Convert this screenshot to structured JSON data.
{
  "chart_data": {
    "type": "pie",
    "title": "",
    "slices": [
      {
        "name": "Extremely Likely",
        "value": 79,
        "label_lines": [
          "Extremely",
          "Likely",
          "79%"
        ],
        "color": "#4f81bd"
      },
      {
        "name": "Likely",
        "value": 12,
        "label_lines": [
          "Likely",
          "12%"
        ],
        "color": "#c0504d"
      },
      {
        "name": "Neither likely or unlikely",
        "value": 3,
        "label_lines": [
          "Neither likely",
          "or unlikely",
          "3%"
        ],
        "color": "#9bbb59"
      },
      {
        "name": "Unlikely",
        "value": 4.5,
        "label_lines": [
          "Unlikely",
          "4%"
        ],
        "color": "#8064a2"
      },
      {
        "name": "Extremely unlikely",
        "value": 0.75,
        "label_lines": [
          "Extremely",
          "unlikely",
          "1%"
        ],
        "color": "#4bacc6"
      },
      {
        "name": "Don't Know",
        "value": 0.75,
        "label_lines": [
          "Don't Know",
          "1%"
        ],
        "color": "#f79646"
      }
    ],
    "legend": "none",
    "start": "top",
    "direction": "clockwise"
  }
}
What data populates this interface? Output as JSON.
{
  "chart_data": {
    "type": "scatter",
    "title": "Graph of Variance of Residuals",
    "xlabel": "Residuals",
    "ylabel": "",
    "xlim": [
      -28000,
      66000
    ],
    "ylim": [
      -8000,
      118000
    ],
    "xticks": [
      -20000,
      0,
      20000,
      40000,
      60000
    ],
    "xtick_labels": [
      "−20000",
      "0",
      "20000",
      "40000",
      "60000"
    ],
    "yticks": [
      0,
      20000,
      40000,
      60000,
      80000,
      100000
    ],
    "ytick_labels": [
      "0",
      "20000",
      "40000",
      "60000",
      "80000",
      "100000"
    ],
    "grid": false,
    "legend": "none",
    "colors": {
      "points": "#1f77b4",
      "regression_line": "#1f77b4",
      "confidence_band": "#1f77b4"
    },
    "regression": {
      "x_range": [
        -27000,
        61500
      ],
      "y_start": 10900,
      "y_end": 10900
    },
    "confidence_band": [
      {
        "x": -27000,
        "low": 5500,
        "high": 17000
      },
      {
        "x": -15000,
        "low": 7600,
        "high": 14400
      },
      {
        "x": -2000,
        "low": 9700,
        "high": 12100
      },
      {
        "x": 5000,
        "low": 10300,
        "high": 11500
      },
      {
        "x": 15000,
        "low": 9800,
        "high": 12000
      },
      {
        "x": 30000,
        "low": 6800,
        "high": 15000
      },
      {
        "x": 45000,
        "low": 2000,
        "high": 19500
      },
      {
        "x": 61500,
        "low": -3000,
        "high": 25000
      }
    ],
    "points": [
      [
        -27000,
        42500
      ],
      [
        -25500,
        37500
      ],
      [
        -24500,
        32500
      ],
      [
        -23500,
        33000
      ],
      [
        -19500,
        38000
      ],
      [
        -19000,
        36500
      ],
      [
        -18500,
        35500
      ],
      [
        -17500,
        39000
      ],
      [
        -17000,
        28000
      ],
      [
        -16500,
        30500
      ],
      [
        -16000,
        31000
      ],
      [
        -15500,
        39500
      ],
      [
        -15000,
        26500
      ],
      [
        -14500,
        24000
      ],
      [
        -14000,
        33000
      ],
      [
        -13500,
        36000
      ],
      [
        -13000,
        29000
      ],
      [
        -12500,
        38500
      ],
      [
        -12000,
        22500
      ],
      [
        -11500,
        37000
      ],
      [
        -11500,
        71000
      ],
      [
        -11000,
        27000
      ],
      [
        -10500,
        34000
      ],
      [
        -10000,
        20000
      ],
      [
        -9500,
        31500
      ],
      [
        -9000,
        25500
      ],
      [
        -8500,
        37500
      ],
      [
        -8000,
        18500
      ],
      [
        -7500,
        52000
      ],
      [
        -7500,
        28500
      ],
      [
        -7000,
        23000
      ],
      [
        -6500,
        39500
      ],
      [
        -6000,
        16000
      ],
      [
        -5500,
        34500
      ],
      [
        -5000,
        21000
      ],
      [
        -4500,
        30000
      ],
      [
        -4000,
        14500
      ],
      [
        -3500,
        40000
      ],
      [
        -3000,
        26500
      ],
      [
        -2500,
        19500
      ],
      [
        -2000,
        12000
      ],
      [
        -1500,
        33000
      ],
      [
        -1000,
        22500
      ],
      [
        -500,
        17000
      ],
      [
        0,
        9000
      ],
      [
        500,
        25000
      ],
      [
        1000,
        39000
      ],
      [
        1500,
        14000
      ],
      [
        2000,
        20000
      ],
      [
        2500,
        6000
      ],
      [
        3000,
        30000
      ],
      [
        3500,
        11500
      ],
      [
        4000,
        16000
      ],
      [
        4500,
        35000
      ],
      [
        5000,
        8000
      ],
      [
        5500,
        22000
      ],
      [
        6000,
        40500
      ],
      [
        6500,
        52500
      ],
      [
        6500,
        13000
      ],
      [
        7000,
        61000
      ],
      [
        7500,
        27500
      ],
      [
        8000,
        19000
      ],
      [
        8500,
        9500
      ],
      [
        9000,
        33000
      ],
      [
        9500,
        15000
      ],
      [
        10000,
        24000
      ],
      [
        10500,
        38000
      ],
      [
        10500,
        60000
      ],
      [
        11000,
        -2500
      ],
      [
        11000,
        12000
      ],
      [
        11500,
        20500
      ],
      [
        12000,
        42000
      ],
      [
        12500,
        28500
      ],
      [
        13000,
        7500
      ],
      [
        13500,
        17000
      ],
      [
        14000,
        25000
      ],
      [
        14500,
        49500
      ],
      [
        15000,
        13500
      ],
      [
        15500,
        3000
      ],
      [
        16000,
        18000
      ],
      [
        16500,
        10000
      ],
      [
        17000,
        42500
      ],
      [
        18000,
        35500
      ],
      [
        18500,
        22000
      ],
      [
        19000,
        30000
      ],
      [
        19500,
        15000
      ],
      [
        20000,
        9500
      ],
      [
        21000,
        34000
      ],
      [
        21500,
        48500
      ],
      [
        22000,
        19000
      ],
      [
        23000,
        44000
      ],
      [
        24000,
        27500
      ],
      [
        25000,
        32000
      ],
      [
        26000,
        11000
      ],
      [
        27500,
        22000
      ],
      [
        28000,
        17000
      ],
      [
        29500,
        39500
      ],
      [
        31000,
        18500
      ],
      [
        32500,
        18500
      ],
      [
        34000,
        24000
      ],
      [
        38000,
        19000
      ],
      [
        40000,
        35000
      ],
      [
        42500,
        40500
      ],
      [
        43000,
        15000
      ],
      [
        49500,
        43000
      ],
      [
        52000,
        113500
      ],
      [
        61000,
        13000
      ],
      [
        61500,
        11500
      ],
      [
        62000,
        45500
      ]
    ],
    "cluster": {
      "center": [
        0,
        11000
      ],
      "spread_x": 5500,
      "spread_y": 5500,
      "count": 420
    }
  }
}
──────────────────────────────
■ Exercise brief: Search the data above for the string "Neither" and copy each line that has it.

■ Result:
        "name": "Neither likely or unlikely",
          "Neither likely",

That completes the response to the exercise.